Tak Mau Diganggu, Tak Mau Mengganggu
Ngepunk. Banyak orang yang menilai bahwa komunitas yang satu ini termasuk salah satu komuitas yang urakan, berandalan dan sebagainya. Namun sebenarnya, komunitas ini tak sekadar nongkrong di pinggir jalan. Apa saja perilakunya?
AIRLANGGA, Mojokerto
SEKELOMPOK orang dengan dandanan street dan rambut mohawk berbagai warna, serta mengenakan aneka aksesoris sering kita temui di beberapa sudut jalan di Mojokerto. Menamakan diri anak punk, mereka memang tak lagi menjadi sebuah pemandangan asing di kota ini.
Saat berhenti di beberapa perempatan lampu lalu lintas terkadang mereka hadir dengan gitar dan nyanyiannya untuk mendapatkan sisa uang receh dari para pengendara kendaraan bermotor. Bagi sebagian orang kejadian itu barangkali cukup mengganggu kenyamanan.
Banyak yang beranggapan bahwa anak punk yang berpenampilan seperti itu selalu berandalan, perusuh dan selalu bikin onar. Orang yang berpandangan seperti itu terhadap anak punk yang suka nongkrong di pinggir jalan biasanya hanya memandang dari segi luar mereka atau dari dandanan yang menyeramkan.

^^^^^^^^

Tugas yang Diberikan 1 —
Dalam artikel tentang anak punk di Mojokerto, dengan apa mereka hadir di perempatan lampu lalu lintas untuk mendapatkan uang receh dari pengendara?
Tugas yang Diberikan 2 —
Ganti "mohawk" dengan "jabrik" pada bagian artikel tentang anak punk di Mojokerto yang dimulai dari "AIRLANGGA, Mojokerto" dan berlanjut sampai "di kota ini.", lalu tuliskan bagian itu.
Tugas yang Diberikan 3 —
Lanjutkan artikel tentang anak punk di Mojokerto mulai dari kalimat terakhirnya.

Informasi yang Ditampilkan —

^^^^^^^^

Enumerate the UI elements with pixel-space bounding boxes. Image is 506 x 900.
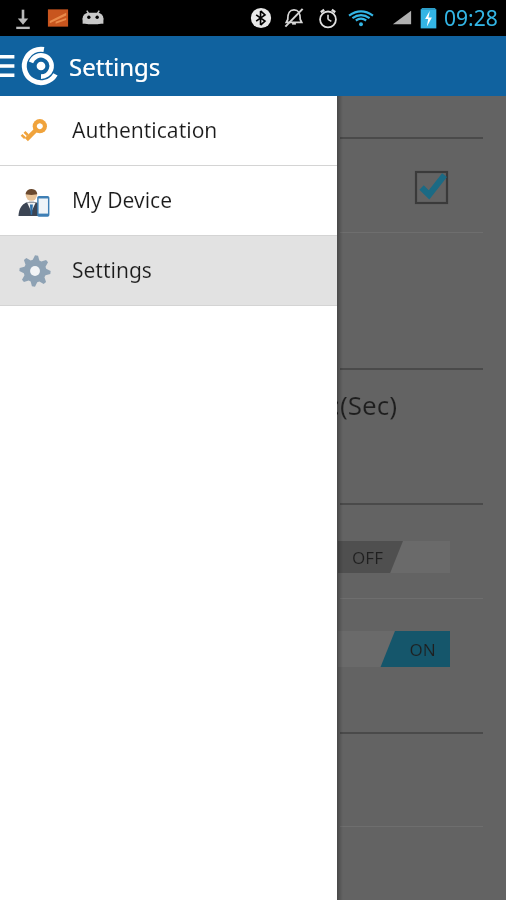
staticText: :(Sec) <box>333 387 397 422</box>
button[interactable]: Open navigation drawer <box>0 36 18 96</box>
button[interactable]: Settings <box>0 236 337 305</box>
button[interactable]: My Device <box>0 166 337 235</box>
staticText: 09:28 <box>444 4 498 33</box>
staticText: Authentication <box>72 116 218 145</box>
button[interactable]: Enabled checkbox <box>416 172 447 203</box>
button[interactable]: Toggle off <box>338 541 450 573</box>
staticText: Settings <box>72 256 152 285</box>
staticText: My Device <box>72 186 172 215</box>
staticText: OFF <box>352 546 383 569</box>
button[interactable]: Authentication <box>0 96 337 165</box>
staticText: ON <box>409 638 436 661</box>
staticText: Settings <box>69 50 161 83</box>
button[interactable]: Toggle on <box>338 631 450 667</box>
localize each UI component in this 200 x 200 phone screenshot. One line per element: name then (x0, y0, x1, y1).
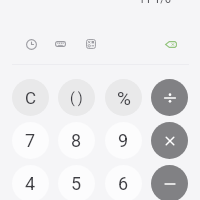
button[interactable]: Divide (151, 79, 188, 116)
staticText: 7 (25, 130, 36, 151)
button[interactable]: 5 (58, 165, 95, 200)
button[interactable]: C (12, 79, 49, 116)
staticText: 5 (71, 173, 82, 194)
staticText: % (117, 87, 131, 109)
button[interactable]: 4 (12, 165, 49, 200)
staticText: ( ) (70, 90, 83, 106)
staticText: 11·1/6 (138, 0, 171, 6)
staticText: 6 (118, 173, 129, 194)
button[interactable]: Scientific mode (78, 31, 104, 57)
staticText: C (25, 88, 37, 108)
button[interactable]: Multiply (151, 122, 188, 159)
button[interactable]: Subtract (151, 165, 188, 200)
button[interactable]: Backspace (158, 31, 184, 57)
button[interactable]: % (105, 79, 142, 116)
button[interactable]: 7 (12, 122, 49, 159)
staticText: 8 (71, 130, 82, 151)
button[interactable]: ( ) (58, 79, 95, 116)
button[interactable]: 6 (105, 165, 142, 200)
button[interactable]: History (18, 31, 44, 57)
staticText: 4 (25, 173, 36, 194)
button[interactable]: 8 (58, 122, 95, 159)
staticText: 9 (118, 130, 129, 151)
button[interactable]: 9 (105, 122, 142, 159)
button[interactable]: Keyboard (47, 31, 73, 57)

^^^^^^^^

Jawaban Latihan 1 —
Mereka hadir dengan gitar dan nyanyiannya.

Jawaban Latihan 2 —
AIRLANGGA, Mojokerto
SEKELOMPOK orang dengan dandanan street dan rambut jabrik berbagai warna, serta mengenakan aneka aksesoris sering kita temui di beberapa sudut jalan di Mojokerto. Menamakan diri anak punk, mereka memang tak lagi menjadi sebuah pemandangan asing di kota ini.

Jawaban Latihan 3 —
Tak jarang masyarakat resah dan sebagian lagi menganggap dari gaya hidup mereka yang mengarah ke barat-baratan. Sebenarnya, punk juga merupakan sebuah gerakan perlawanan anak muda yang berlandaskan dari keyakinan ’’kita dapat melakukan sendiri”.
Jumlah anak punk di Indonesia memang tidak banyak, tapi ketika mereka turun ke jalanan, setiap mata tertarik untuk melirik gaya rambutnya yang Mohawk dengan warna-warna terang dan mencolok. Belum lagi atribut rantai yang tergantung di saku celana, sepatu boot, kaos hitam, jaket kulit penuh badge atau peniti, serta gelang berbahan kulit dan besi seperti paku yang terdapat di sekelilingnya yang menghiasi pergelangan tangannya menjadi bagian yang tak terpisahkan dari busana mereka.
Begitu juga dengan celana jeans super ketat yang dipadukan dengan baju lusuh, membuat image yang buruk terhadap anak punk yang anti sosial.
Anak punk, mereka kebanyakan di masyarakat biasanya dianggap sebagai sampah masyarakat. Tetapi yang sebenarnya, mereka sama dengan anak-anak lain yang ingin mencari kebebasan.
Di Mojokerto, tempat anak muda dengan berpakaian nyentrik ini pun banyak. Contohnya adalah perempatan Sooko, perempatan Jl Kenanten serta perempatan Jl Jayanegara. Umumnya, remaja yang rata-rata berusia belasan tahun ini berkumpul dengan sesama komunitasnya.
Seperti itulah yang sehari-hari dilakukan oleh lima pemuda punk yang kemarin sempat terjaring razia Dinas Sosial Kabupaten Mojokerto. Meski terjaring razia, kelima pemuda ini tampak tenang, seolah-olah, razia adalah hal yang biasa mereka hadapi setiap harinya.
Duduk di sebuah sudut ruangan, kelima pemuda punk beraliran street punk tampak menikmati sebatang rokok sambil bersenda gurau dengan temannya.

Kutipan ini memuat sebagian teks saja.